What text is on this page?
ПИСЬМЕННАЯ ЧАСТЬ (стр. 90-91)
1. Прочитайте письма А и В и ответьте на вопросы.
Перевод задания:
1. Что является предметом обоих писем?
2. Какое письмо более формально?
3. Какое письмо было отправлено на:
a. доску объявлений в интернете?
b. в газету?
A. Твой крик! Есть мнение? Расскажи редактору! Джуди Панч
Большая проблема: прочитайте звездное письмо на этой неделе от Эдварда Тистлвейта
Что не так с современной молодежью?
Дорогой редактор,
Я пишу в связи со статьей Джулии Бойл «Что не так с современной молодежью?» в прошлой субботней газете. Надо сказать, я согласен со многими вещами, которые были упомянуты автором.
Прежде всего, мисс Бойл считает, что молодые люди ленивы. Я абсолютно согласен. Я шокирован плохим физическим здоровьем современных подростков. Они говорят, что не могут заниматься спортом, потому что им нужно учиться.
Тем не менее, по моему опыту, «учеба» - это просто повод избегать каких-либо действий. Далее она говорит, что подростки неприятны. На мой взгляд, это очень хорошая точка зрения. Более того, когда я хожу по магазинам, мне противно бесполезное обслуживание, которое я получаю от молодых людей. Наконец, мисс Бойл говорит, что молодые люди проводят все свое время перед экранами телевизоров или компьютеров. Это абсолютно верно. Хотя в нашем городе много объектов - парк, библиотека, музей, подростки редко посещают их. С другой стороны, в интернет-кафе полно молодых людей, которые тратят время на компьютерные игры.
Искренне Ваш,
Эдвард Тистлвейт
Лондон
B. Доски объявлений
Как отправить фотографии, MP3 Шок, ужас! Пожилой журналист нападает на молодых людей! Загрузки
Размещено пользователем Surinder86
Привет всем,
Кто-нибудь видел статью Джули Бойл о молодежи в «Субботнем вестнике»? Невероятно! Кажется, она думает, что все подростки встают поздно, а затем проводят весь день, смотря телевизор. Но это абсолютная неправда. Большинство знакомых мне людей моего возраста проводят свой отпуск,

▶ _To do_: Please output the entire listing exactly as it stands.

▶ _Expected output_:
What text is on this page?
ПИСЬМЕННАЯ ЧАСТЬ (стр. 90-91)
1. Прочитайте письма А и В и ответьте на вопросы.
Перевод задания:
1. Что является предметом обоих писем?
2. Какое письмо более формально?
3. Какое письмо было отправлено на:
a. доску объявлений в интернете?
b. в газету?
A. Твой крик! Есть мнение? Расскажи редактору! Джуди Панч
Большая проблема: прочитайте звездное письмо на этой неделе от Эдварда Тистлвейта
Что не так с современной молодежью?
Дорогой редактор,
Я пишу в связи со статьей Джулии Бойл «Что не так с современной молодежью?» в прошлой субботней газете. Надо сказать, я согласен со многими вещами, которые были упомянуты автором.
Прежде всего, мисс Бойл считает, что молодые люди ленивы. Я абсолютно согласен. Я шокирован плохим физическим здоровьем современных подростков. Они говорят, что не могут заниматься спортом, потому что им нужно учиться.
Тем не менее, по моему опыту, «учеба» - это просто повод избегать каких-либо действий. Далее она говорит, что подростки неприятны. На мой взгляд, это очень хорошая точка зрения. Более того, когда я хожу по магазинам, мне противно бесполезное обслуживание, которое я получаю от молодых людей. Наконец, мисс Бойл говорит, что молодые люди проводят все свое время перед экранами телевизоров или компьютеров. Это абсолютно верно. Хотя в нашем городе много объектов - парк, библиотека, музей, подростки редко посещают их. С другой стороны, в интернет-кафе полно молодых людей, которые тратят время на компьютерные игры.
Искренне Ваш,
Эдвард Тистлвейт
Лондон
B. Доски объявлений
Как отправить фотографии, MP3 Шок, ужас! Пожилой журналист нападает на молодых людей! Загрузки
Размещено пользователем Surinder86
Привет всем,
Кто-нибудь видел статью Джули Бойл о молодежи в «Субботнем вестнике»? Невероятно! Кажется, она думает, что все подростки встают поздно, а затем проводят весь день, смотря телевизор. Но это абсолютная неправда. Большинство знакомых мне людей моего возраста проводят свой отпуск,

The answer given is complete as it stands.